## To do
Copy out exactly every line from the line containing "Convert this screenshot" until the records below end, inclusive of both boundary lines.

-- start of Data for this task --

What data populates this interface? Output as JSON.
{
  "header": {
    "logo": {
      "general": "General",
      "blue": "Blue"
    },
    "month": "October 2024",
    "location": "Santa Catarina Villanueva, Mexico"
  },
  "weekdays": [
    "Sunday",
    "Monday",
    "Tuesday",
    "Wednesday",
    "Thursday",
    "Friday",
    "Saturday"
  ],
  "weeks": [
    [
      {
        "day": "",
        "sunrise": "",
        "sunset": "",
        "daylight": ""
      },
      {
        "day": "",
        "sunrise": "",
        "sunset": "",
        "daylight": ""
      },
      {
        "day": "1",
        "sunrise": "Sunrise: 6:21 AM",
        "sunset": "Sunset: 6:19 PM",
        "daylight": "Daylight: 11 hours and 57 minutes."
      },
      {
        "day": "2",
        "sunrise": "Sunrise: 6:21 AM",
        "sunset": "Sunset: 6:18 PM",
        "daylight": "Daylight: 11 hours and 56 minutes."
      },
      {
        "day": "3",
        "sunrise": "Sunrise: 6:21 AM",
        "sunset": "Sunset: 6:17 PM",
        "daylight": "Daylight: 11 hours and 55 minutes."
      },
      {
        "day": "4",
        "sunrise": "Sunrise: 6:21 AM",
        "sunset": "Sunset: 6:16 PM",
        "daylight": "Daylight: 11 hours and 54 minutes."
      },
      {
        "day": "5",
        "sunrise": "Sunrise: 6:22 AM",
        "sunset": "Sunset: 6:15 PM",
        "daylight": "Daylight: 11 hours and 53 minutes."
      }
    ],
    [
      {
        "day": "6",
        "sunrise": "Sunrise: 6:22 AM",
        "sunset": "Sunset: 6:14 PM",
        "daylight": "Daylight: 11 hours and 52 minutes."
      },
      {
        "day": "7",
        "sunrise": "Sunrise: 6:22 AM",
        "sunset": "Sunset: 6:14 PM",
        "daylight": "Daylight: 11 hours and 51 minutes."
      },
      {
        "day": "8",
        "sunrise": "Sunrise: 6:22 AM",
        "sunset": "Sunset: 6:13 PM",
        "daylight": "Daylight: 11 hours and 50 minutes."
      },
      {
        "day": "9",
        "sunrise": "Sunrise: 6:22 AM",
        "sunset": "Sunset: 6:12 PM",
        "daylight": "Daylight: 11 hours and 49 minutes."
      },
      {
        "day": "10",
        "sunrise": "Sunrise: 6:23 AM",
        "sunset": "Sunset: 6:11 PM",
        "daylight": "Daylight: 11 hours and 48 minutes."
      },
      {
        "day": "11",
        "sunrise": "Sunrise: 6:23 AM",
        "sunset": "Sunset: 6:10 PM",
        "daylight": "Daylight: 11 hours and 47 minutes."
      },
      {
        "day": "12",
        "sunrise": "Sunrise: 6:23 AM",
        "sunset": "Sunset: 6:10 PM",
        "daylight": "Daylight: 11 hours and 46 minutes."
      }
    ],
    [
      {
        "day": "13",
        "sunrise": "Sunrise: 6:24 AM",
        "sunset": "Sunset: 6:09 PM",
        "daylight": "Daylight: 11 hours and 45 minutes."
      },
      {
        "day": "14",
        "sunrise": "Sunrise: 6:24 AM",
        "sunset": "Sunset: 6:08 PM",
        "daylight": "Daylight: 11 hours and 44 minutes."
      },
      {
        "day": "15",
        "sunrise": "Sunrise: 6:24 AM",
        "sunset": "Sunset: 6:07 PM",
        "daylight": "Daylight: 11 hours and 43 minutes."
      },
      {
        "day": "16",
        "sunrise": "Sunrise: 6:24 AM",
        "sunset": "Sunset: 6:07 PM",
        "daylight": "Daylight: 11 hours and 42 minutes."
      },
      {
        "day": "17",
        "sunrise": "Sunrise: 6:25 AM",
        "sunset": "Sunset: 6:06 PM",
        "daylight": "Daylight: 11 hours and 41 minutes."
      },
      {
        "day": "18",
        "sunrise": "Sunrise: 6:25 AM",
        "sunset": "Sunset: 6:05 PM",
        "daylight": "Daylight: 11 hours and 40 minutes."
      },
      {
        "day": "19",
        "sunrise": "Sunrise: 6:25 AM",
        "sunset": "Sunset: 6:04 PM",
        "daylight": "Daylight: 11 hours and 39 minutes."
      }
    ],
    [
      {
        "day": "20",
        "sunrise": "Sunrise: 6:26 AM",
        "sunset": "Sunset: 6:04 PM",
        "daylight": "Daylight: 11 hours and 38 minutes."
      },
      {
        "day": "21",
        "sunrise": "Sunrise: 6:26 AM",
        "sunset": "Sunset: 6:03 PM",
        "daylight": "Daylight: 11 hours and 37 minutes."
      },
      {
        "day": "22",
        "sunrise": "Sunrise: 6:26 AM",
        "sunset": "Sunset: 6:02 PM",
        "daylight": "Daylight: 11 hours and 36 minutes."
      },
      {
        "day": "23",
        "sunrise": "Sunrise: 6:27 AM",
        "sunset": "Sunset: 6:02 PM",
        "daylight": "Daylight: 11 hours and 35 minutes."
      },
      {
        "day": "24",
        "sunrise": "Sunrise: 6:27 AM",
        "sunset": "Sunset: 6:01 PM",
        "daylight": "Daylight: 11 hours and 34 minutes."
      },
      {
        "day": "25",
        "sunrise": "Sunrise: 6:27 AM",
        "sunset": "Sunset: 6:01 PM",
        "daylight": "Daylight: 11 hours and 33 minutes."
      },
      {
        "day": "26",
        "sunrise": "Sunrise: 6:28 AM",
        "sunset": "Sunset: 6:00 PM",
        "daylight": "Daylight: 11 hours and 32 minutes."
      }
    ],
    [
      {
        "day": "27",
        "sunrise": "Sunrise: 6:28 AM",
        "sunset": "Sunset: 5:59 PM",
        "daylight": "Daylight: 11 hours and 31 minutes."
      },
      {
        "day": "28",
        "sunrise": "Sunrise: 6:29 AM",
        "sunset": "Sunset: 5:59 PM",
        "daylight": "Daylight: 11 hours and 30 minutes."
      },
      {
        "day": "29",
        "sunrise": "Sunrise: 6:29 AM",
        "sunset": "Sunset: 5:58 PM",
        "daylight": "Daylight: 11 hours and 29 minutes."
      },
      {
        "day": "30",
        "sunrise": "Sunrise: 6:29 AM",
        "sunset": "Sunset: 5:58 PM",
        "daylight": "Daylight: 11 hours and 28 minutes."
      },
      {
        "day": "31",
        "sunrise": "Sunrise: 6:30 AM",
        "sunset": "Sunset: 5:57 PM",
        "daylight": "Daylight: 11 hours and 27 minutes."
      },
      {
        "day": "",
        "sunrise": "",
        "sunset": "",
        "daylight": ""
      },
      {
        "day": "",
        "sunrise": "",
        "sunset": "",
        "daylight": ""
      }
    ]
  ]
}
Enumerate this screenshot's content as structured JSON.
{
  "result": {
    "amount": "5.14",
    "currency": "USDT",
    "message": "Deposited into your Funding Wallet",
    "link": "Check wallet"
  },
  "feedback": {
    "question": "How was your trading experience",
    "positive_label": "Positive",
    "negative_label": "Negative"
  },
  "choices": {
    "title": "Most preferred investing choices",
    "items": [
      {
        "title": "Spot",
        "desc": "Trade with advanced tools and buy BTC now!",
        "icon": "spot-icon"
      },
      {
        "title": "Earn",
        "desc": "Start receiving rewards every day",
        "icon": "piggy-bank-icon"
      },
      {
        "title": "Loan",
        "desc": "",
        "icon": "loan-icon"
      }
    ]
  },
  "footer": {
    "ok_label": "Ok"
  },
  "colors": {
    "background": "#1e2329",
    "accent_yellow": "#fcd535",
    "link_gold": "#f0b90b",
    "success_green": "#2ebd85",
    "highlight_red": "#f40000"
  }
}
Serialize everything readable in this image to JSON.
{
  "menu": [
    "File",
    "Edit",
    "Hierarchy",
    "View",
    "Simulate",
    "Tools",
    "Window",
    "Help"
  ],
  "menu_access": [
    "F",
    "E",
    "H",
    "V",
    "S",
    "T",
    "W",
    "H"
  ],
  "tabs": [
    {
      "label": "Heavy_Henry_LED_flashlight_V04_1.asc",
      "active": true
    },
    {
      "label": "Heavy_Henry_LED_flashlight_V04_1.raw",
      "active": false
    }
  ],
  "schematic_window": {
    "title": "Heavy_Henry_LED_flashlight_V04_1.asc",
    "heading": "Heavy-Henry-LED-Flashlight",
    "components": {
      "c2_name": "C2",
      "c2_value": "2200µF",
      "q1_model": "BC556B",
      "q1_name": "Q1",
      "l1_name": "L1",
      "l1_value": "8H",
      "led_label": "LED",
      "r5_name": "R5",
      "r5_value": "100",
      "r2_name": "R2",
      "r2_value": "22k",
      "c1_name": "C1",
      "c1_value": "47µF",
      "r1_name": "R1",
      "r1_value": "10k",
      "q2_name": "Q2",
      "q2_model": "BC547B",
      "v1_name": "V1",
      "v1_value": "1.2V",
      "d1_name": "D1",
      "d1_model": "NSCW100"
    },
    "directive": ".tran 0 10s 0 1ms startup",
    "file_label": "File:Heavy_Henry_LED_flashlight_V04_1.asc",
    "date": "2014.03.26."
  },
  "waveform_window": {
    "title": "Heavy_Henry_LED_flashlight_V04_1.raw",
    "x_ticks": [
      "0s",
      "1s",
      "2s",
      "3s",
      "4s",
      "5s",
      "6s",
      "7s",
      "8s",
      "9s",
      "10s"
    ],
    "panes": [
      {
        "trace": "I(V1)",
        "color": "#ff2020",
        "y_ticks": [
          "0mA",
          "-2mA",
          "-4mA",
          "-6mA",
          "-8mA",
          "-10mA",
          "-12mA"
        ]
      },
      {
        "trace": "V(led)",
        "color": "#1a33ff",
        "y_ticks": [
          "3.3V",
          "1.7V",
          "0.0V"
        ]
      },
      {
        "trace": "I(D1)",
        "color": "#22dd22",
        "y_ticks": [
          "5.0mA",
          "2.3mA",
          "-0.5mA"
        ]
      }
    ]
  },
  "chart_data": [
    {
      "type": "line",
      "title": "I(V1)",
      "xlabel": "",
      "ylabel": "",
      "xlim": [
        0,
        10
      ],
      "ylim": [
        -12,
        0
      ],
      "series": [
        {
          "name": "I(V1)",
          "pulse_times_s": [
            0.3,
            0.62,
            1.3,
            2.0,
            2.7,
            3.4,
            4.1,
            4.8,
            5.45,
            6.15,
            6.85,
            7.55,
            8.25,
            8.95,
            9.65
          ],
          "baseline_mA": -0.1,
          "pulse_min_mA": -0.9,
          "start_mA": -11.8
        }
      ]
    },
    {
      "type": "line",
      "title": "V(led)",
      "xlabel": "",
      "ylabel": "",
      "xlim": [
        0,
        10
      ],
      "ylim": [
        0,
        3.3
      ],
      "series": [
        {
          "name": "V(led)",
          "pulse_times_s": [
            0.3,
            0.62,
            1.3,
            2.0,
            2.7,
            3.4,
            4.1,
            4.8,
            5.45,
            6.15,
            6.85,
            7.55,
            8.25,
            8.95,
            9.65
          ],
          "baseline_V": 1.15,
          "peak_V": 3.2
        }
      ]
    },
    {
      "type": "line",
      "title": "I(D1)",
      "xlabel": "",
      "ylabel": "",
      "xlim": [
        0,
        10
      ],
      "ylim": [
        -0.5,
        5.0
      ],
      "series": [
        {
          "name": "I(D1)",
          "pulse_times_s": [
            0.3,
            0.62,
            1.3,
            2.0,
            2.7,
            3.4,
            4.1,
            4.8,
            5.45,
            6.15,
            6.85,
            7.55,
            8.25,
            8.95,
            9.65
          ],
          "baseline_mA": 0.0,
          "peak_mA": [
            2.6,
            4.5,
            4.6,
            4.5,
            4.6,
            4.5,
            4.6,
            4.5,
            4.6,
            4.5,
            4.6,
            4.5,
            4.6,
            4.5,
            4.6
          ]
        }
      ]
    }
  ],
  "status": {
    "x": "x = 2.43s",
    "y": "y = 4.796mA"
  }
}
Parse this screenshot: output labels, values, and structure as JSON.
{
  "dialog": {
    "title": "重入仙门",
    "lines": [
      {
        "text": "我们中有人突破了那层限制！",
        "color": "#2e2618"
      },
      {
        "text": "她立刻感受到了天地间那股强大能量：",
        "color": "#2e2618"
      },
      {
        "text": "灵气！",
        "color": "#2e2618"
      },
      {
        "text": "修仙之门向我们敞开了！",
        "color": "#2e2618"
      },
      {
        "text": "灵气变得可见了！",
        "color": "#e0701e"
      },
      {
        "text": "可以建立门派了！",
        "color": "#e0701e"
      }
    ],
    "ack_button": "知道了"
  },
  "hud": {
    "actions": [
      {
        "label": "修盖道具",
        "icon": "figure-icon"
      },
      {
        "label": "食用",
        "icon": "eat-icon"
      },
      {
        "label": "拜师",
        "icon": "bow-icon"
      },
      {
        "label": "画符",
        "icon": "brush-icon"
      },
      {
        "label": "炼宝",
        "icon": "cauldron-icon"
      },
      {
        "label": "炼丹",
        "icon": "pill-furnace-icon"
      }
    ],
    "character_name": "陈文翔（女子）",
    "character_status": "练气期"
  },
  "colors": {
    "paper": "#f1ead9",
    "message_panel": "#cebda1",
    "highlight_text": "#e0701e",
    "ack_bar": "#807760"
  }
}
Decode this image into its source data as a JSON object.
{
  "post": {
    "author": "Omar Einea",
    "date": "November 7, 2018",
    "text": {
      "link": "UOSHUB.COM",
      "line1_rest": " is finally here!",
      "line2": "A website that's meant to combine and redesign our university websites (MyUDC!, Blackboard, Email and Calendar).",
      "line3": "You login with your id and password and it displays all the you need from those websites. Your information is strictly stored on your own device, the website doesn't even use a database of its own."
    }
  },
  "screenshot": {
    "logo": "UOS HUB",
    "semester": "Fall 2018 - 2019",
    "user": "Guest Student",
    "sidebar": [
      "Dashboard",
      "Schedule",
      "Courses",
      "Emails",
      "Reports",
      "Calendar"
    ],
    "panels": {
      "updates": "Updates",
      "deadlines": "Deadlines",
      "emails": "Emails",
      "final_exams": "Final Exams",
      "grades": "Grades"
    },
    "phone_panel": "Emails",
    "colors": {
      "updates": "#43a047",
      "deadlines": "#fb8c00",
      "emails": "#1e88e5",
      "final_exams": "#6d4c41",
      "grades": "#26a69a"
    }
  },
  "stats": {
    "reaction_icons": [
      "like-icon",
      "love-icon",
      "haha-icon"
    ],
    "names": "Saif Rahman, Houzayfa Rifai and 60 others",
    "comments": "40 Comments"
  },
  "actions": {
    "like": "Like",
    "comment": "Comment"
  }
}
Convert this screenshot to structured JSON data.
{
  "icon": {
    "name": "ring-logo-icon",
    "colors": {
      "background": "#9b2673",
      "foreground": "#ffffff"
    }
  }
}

-- end of Data for this task --

## Written response
Convert this screenshot to structured JSON data.
{
  "icon": {
    "name": "ring-logo-icon",
    "colors": {
      "background": "#9b2673",
      "foreground": "#ffffff"
    }
  }
}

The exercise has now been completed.